§ **Entries provided**:
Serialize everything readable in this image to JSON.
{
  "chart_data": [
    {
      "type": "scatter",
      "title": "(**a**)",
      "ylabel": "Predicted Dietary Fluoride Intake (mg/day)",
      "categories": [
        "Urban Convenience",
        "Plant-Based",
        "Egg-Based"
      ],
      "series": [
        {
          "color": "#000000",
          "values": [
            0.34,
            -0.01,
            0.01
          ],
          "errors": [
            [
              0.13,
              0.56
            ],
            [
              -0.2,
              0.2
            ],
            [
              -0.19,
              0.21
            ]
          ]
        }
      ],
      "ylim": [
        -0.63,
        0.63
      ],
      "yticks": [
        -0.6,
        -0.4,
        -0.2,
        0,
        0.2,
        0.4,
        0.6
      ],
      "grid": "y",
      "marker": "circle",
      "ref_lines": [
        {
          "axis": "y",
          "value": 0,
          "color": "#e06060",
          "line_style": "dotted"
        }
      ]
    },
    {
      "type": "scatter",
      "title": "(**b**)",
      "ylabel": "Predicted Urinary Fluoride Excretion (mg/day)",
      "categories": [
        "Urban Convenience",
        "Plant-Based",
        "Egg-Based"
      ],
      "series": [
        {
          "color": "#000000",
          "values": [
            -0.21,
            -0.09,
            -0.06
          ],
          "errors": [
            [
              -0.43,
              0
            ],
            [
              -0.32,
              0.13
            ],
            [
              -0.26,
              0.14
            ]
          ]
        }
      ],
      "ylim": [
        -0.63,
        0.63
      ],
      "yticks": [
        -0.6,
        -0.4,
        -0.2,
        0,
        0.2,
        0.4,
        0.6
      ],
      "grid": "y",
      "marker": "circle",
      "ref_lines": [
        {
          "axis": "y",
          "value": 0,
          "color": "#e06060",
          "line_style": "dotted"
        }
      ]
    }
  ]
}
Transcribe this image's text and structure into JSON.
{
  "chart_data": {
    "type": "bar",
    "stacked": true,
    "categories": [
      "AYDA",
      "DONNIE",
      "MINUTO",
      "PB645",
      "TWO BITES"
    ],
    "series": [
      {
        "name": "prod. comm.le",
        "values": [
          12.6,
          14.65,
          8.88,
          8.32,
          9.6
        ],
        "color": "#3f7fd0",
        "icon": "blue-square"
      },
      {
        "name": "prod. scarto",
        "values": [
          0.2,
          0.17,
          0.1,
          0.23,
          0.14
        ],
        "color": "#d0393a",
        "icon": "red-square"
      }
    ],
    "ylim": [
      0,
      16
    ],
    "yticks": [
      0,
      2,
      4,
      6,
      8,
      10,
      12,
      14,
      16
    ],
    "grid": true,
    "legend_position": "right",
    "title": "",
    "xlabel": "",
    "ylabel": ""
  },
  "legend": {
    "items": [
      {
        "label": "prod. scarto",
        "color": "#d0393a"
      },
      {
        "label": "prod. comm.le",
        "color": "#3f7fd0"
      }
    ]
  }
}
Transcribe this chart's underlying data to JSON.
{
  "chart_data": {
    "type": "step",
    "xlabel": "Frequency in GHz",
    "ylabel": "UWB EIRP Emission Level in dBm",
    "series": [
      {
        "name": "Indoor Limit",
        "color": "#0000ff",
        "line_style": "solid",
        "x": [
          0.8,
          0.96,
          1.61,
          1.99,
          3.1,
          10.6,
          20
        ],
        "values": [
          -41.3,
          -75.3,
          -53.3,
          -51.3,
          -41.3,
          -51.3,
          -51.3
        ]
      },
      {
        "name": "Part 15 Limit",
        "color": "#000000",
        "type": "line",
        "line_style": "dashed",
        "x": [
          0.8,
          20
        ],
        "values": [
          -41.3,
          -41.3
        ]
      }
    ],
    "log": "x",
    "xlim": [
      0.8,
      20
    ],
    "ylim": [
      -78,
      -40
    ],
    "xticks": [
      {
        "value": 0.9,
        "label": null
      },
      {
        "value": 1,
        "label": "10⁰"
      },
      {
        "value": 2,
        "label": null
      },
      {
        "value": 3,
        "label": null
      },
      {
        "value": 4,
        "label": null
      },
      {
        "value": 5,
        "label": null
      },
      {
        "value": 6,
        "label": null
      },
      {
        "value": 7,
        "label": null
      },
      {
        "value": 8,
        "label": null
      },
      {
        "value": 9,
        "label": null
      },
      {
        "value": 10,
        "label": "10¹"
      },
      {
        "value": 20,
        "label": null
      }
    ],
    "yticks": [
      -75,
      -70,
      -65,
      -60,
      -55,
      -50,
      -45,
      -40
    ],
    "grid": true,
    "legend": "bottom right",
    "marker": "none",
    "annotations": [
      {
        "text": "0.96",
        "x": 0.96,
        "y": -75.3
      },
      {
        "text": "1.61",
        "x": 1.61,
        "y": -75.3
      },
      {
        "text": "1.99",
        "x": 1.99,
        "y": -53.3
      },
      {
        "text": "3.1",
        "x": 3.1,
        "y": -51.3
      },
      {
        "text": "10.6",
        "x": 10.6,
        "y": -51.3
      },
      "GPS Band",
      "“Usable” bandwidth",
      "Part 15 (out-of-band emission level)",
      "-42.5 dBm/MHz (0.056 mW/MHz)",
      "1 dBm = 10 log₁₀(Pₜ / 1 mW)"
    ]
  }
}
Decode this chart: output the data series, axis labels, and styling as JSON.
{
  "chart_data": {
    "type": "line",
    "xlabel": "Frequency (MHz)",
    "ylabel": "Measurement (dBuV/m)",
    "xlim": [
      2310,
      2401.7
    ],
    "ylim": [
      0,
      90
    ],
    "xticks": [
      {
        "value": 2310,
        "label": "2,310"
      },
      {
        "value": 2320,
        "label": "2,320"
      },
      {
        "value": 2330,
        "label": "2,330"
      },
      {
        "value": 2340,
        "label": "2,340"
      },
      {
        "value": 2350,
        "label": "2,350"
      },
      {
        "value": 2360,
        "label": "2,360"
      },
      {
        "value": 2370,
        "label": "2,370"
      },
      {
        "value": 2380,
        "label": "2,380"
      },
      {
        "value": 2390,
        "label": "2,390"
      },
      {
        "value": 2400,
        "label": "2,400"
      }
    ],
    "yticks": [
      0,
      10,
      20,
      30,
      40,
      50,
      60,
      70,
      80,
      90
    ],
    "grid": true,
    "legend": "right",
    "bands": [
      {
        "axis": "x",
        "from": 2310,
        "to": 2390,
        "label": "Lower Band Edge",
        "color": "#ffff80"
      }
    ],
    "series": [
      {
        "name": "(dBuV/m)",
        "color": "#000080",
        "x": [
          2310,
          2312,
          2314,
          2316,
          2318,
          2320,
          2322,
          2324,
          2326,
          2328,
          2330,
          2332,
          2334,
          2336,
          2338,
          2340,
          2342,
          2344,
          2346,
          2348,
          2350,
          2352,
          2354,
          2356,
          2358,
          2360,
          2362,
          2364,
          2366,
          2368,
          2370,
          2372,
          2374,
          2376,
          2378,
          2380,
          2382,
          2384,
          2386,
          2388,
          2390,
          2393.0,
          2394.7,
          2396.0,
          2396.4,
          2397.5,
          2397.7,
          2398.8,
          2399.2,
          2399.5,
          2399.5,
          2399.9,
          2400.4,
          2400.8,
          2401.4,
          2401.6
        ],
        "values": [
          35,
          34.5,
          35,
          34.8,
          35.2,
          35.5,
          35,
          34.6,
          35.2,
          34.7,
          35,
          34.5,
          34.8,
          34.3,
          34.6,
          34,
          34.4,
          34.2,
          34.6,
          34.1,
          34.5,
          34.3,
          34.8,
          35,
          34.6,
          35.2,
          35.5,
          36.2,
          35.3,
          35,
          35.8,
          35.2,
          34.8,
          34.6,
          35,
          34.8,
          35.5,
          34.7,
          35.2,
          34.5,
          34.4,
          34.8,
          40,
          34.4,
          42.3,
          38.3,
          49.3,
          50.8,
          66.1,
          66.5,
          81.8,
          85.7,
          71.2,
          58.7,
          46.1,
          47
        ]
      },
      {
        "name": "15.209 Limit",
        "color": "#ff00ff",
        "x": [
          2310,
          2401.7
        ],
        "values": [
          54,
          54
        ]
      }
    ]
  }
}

§ **Aim**: Look through the material above and pick out each line holding the word "Fluoride".

§ **Task result**:
      "ylabel": "Predicted Dietary Fluoride Intake (mg/day)",
      "ylabel": "Predicted Urinary Fluoride Excretion (mg/day)",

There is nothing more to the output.